__TASK OBJECTIVE__: Update the items from the start of the records through the line that contains "258, 239, 330]" by replacing "edit-link" with "edit-button" and leaving everything else unchanged. Give only those lines.

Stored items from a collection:
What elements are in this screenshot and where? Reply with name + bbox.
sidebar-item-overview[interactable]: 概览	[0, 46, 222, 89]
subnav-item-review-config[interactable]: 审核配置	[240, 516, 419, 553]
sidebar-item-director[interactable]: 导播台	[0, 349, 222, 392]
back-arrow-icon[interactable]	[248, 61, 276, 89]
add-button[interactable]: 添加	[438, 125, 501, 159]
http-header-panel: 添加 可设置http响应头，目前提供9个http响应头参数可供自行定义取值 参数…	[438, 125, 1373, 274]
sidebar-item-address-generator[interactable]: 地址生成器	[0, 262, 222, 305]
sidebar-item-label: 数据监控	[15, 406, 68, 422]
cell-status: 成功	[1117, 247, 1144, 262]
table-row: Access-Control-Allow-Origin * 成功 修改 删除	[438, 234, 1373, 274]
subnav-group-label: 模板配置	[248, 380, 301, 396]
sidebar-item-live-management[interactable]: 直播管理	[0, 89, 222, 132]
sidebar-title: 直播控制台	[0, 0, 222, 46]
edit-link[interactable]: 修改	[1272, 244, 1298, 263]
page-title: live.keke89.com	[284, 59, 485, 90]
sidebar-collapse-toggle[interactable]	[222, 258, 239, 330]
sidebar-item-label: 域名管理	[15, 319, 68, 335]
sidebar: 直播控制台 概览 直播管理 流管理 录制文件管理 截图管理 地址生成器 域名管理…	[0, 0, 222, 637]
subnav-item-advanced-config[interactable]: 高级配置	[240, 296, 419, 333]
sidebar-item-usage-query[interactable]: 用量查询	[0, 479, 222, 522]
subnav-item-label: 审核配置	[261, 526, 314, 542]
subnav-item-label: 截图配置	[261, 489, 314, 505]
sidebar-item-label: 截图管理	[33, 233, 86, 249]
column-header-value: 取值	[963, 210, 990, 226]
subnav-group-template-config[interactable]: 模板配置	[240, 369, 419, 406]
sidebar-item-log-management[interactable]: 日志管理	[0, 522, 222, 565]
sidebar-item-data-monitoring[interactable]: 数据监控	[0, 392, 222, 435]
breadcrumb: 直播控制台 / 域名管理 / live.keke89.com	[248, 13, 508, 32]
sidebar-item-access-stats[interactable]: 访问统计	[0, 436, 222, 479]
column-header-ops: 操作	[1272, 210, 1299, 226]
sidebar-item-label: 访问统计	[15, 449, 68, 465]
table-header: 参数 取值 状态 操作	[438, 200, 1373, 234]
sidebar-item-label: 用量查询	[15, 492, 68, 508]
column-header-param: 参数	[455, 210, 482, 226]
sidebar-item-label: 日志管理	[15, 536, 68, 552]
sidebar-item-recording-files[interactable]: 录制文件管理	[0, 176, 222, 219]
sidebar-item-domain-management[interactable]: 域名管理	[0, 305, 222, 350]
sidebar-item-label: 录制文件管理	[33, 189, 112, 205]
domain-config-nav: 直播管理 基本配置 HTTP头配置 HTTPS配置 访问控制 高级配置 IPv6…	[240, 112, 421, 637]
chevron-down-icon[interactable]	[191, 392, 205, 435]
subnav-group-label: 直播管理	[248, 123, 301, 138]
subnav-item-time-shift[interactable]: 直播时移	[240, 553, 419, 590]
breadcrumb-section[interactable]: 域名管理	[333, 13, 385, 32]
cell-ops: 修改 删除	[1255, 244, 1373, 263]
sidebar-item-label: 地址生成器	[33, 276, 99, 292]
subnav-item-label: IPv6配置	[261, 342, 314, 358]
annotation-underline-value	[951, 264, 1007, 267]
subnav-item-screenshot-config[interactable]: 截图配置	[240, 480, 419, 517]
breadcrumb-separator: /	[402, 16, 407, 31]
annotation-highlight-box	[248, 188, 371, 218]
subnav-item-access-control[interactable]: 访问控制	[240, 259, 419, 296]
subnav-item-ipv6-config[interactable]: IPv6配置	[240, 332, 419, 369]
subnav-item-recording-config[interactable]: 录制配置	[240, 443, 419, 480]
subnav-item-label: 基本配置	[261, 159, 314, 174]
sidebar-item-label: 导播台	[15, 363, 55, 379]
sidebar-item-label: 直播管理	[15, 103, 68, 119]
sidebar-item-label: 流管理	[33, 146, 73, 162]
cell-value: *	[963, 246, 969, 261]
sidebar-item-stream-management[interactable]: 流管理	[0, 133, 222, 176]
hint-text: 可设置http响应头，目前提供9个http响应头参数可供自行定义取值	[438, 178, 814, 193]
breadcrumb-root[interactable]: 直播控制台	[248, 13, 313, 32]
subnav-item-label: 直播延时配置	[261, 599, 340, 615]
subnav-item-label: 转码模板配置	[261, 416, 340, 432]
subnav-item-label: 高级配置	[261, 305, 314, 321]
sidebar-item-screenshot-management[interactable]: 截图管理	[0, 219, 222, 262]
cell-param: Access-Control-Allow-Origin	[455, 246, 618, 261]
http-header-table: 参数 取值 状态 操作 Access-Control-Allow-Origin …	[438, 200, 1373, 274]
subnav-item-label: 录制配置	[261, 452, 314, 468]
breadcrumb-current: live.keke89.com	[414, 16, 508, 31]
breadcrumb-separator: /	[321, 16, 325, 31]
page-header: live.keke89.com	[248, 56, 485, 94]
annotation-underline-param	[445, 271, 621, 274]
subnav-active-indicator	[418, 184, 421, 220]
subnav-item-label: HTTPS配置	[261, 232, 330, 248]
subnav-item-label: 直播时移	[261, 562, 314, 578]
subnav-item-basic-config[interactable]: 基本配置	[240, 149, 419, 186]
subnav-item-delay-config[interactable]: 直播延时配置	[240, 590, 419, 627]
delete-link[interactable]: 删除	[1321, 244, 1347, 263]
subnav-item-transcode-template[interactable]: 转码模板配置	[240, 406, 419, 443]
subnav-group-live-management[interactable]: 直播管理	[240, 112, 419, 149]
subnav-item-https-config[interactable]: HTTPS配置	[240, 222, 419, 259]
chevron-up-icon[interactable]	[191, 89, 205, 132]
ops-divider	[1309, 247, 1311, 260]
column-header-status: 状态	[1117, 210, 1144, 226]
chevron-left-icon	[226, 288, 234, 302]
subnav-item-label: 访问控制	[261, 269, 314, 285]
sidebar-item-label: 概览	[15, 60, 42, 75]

__EXERCISE RESULT__:
What elements are in this screenshot and where? Reply with name + bbox.
sidebar-item-overview[interactable]: 概览	[0, 46, 222, 89]
subnav-item-review-config[interactable]: 审核配置	[240, 516, 419, 553]
sidebar-item-director[interactable]: 导播台	[0, 349, 222, 392]
back-arrow-icon[interactable]	[248, 61, 276, 89]
add-button[interactable]: 添加	[438, 125, 501, 159]
http-header-panel: 添加 可设置http响应头，目前提供9个http响应头参数可供自行定义取值 参数…	[438, 125, 1373, 274]
sidebar-item-address-generator[interactable]: 地址生成器	[0, 262, 222, 305]
sidebar-item-label: 数据监控	[15, 406, 68, 422]
cell-status: 成功	[1117, 247, 1144, 262]
table-row: Access-Control-Allow-Origin * 成功 修改 删除	[438, 234, 1373, 274]
subnav-group-label: 模板配置	[248, 380, 301, 396]
sidebar-item-live-management[interactable]: 直播管理	[0, 89, 222, 132]
sidebar-title: 直播控制台	[0, 0, 222, 46]
edit-button[interactable]: 修改	[1272, 244, 1298, 263]
page-title: live.keke89.com	[284, 59, 485, 90]
sidebar-collapse-toggle[interactable]	[222, 258, 239, 330]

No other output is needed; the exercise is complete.